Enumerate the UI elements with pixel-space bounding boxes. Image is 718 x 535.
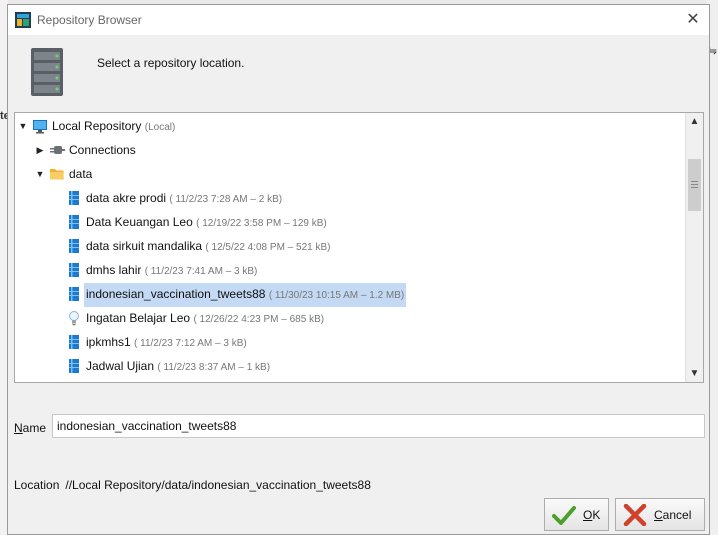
item-name: dmhs lahir	[86, 263, 142, 277]
item-name: Jadwal Ujian	[86, 359, 155, 373]
tree-item[interactable]: Ingatan Belajar Leo ( 12/26/22 4:23 PM –…	[15, 307, 675, 329]
expanded-arrow-icon[interactable]: ▼	[18, 115, 28, 137]
data-table-icon	[69, 263, 79, 277]
scrollbar-thumb[interactable]	[688, 159, 701, 211]
cancel-x-icon	[623, 504, 647, 526]
item-meta: ( 11/2/23 7:41 AM – 3 kB)	[144, 266, 258, 277]
data-table-icon	[69, 191, 79, 205]
folder-open-icon	[50, 169, 64, 180]
checkmark-icon	[552, 506, 576, 525]
ok-label: OK	[583, 508, 601, 522]
tree-node-local-repository[interactable]: ▼ Local Repository (Local)	[15, 115, 675, 137]
server-icon	[31, 48, 63, 96]
tree-node-data-folder[interactable]: ▼ data	[15, 163, 675, 185]
header-prompt: Select a repository location.	[97, 56, 245, 70]
item-meta: ( 12/19/22 3:58 PM – 129 kB)	[196, 218, 327, 229]
location-label: Location	[14, 478, 60, 492]
tree-item[interactable]: ipkmhs1 ( 11/2/23 7:12 AM – 3 kB)	[15, 331, 675, 353]
tree-node-meta: (Local)	[144, 122, 176, 133]
item-meta: ( 11/2/23 7:12 AM – 3 kB)	[134, 338, 247, 349]
tree-node-label: Local Repository	[52, 119, 142, 133]
expanded-arrow-icon[interactable]: ▼	[35, 163, 45, 185]
tree-item[interactable]: Data Keuangan Leo ( 12/19/22 3:58 PM – 1…	[15, 211, 675, 233]
tree-item[interactable]: data akre prodi ( 11/2/23 7:28 AM – 2 kB…	[15, 187, 675, 209]
data-table-icon	[66, 382, 82, 383]
item-name: Data Keuangan Leo	[86, 215, 193, 229]
tree-item[interactable]: data sirkuit mandalika ( 12/5/22 4:08 PM…	[15, 235, 675, 257]
tree-item[interactable]: Jadwal Ujian ( 11/2/23 8:37 AM – 1 kB)	[15, 355, 675, 377]
item-name: Ingatan Belajar Leo	[86, 311, 191, 325]
tree-item-partial[interactable]	[15, 379, 675, 383]
item-meta: ( 11/30/23 10:15 AM – 1.2 MB)	[268, 290, 405, 301]
item-name: ipkmhs1	[86, 335, 131, 349]
location-row: Location //Local Repository/data/indonesi…	[14, 478, 371, 492]
item-name: data sirkuit mandalika	[86, 239, 203, 253]
title-bar: Repository Browser ✕	[8, 5, 709, 35]
item-meta: ( 12/5/22 4:08 PM – 521 kB)	[205, 242, 331, 253]
plug-connection-icon	[50, 146, 65, 154]
data-table-icon	[69, 239, 79, 253]
item-name: indonesian_vaccination_tweets88	[86, 287, 266, 301]
ok-button[interactable]: OK	[544, 498, 609, 531]
tree-scrollbar[interactable]: ▲ ▼	[685, 113, 703, 382]
data-table-icon	[69, 215, 79, 229]
tree-item-selected[interactable]: indonesian_vaccination_tweets88 ( 11/30/…	[15, 283, 675, 307]
item-name: data akre prodi	[86, 191, 167, 205]
repository-browser-dialog: Repository Browser ✕ Select a repository…	[7, 4, 710, 535]
collapsed-arrow-icon[interactable]: ▶	[35, 139, 45, 161]
close-button[interactable]: ✕	[683, 10, 703, 30]
tree-item[interactable]: dmhs lahir ( 11/2/23 7:41 AM – 3 kB)	[15, 259, 675, 281]
close-icon: ✕	[686, 11, 700, 28]
tree-node-label: data	[69, 167, 93, 181]
cancel-button[interactable]: Cancel	[615, 498, 705, 531]
item-meta: ( 11/2/23 8:37 AM – 1 kB)	[157, 362, 271, 373]
data-table-icon	[69, 359, 79, 373]
item-meta: ( 12/26/22 4:23 PM – 685 kB)	[193, 314, 325, 325]
window-title: Repository Browser	[37, 13, 142, 27]
item-meta: ( 11/2/23 7:28 AM – 2 kB)	[169, 194, 283, 205]
dialog-header: Select a repository location.	[8, 35, 709, 111]
cancel-label: Cancel	[654, 508, 692, 522]
name-input[interactable]	[52, 414, 705, 438]
scroll-up-icon[interactable]: ▲	[686, 113, 703, 130]
name-label: Name	[14, 421, 47, 435]
tree-node-connections[interactable]: ▶ Connections	[15, 139, 675, 161]
data-table-icon	[69, 335, 79, 349]
scroll-down-icon[interactable]: ▼	[686, 365, 703, 382]
lightbulb-icon	[69, 311, 79, 326]
app-logo-icon	[15, 12, 31, 28]
data-table-icon	[69, 287, 79, 301]
monitor-icon	[33, 120, 47, 134]
tree-node-label: Connections	[69, 143, 136, 157]
repository-tree[interactable]: ▼ Local Repository (Local) ▶ Connections	[14, 112, 704, 383]
location-value: //Local Repository/data/indonesian_vacci…	[65, 478, 371, 492]
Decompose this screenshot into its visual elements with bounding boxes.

====================

» **Exercise requirements**:
Rewrite every line of the records as a JSON list of strings, one string per line, with blank lines and pictures left out.

» **Solution below**:
[
  "Enumerate the UI elements with pixel-space bounding boxes. Image is 718 x 535.",
  "item-name: dmhs lahir\t[86, 263, 142, 277]",
  "item-name: Jadwal Ujian\t[86, 359, 155, 373]",
  "tree-item[interactable]: Ingatan Belajar Leo ( 12/26/22 4:23 PM –…\t[15, 307, 675, 329]",
  "expanded-arrow-icon[interactable]: ▼\t[18, 115, 28, 137]",
  "data-table-icon\t[69, 263, 79, 277]",
  "scrollbar-thumb[interactable]\t[688, 159, 701, 211]",
  "cancel-x-icon\t[623, 504, 647, 526]",
  "item-meta: ( 11/2/23 7:41 AM – 3 kB)\t[144, 266, 258, 277]",
  "data-table-icon\t[69, 191, 79, 205]",
  "folder-open-icon\t[50, 169, 64, 180]",
  "checkmark-icon\t[552, 506, 576, 525]",
  "ok-label: OK\t[583, 508, 601, 522]",
  "tree-node-local-repository[interactable]: ▼ Local Repository (Local)\t[15, 115, 675, 137]",
  "server-icon\t[31, 48, 63, 96]",
  "tree-node-data-folder[interactable]: ▼ data\t[15, 163, 675, 185]",
  "header-prompt: Select a repository location.\t[97, 56, 245, 70]",
  "item-meta: ( 12/19/22 3:58 PM – 129 kB)\t[196, 218, 327, 229]",
  "location-label: Location\t[14, 478, 60, 492]",
  "tree-item[interactable]: ipkmhs1 ( 11/2/23 7:12 AM – 3 kB)\t[15, 331, 675, 353]",
  "tree-node-meta: (Local)\t[144, 122, 176, 133]",
  "item-meta: ( 11/2/23 7:12 AM – 3 kB)\t[134, 338, 247, 349]",
  "tree-node-label: Local Repository\t[52, 119, 142, 133]",
  "expanded-arrow-icon[interactable]: ▼\t[35, 163, 45, 185]",
  "tree-item[interactable]: Data Keuangan Leo ( 12/19/22 3:58 PM – 1…\t[15, 211, 675, 233]",
  "tree-item[interactable]: data akre prodi ( 11/2/23 7:28 AM – 2 kB…\t[15, 187, 675, 209]",
  "data-table-icon\t[66, 382, 82, 383]",
  "item-name: Data Keuangan Leo\t[86, 215, 193, 229]",
  "tree-item[interactable]: data sirkuit mandalika ( 12/5/22 4:08 PM…\t[15, 235, 675, 257]",
  "tree-item[interactable]: Jadwal Ujian ( 11/2/23 8:37 AM – 1 kB)\t[15, 355, 675, 377]",
  "item-name: Ingatan Belajar Leo\t[86, 311, 191, 325]",
  "tree-item-partial[interactable]\t[15, 379, 675, 383]",
  "item-meta: ( 11/30/23 10:15 AM – 1.2 MB)\t[268, 290, 405, 301]",
  "item-name: ipkmhs1\t[86, 335, 131, 349]",
  "location-row: Location //Local Repository/data/indonesi…\t[14, 478, 371, 492]",
  "item-name: data sirkuit mandalika\t[86, 239, 203, 253]",
  "title-bar: Repository Browser ✕\t[8, 5, 709, 35]",
  "item-meta: ( 12/5/22 4:08 PM – 521 kB)\t[205, 242, 331, 253]",
  "plug-connection-icon\t[50, 146, 65, 154]",
  "data-table-icon\t[69, 239, 79, 253]",
  "item-name: indonesian_vaccination_tweets88\t[86, 287, 266, 301]",
  "ok-button[interactable]: OK\t[544, 498, 609, 531]",
  "tree-scrollbar[interactable]: ▲ ▼\t[685, 113, 703, 382]",
  "data-table-icon\t[69, 215, 79, 229]",
  "tree-item-selected[interactable]: indonesian_vaccination_tweets88 ( 11/30/…\t[15, 283, 675, 307]",
  "item-name: data akre prodi\t[86, 191, 167, 205]",
  "repository-browser-dialog: Repository Browser ✕ Select a repository…\t[7, 4, 710, 535]",
  "collapsed-arrow-icon[interactable]: ▶\t[35, 139, 45, 161]",
  "close-button[interactable]: ✕\t[683, 10, 703, 30]",
  "tree-item[interactable]: dmhs lahir ( 11/2/23 7:41 AM – 3 kB)\t[15, 259, 675, 281]",
  "close-icon: ✕\t[686, 11, 700, 28]",
  "tree-node-label: data\t[69, 167, 93, 181]",
  "cancel-button[interactable]: Cancel\t[615, 498, 705, 531]",
  "item-meta: ( 11/2/23 8:37 AM – 1 kB)\t[157, 362, 271, 373]",
  "data-table-icon\t[69, 359, 79, 373]",
  "item-meta: ( 12/26/22 4:23 PM – 685 kB)\t[193, 314, 325, 325]",
  "window-title: Repository Browser\t[37, 13, 142, 27]",
  "item-meta: ( 11/2/23 7:28 AM – 2 kB)\t[169, 194, 283, 205]",
  "dialog-header: Select a repository location.\t[8, 35, 709, 111]",
  "cancel-label: Cancel\t[654, 508, 692, 522]",
  "name-input[interactable]\t[52, 414, 705, 438]",
  "scroll-up-icon[interactable]: ▲\t[686, 113, 703, 130]",
  "name-label: Name\t[14, 421, 47, 435]",
  "tree-node-connections[interactable]: ▶ Connections\t[15, 139, 675, 161]",
  "data-table-icon\t[69, 335, 79, 349]",
  "scroll-down-icon[interactable]: ▼\t[686, 365, 703, 382]",
  "lightbulb-icon\t[69, 311, 79, 326]",
  "app-logo-icon\t[15, 12, 31, 28]",
  "data-table-icon\t[69, 287, 79, 301]",
  "monitor-icon\t[33, 120, 47, 134]",
  "tree-node-label: Connections\t[69, 143, 136, 157]",
  "repository-tree[interactable]: ▼ Local Repository (Local) ▶ Connections\t[14, 112, 704, 383]",
  "location-value: //Local Repository/data/indonesian_vacci…\t[65, 478, 371, 492]",
  "Decompose this screenshot into its visual elements with bounding boxes."
]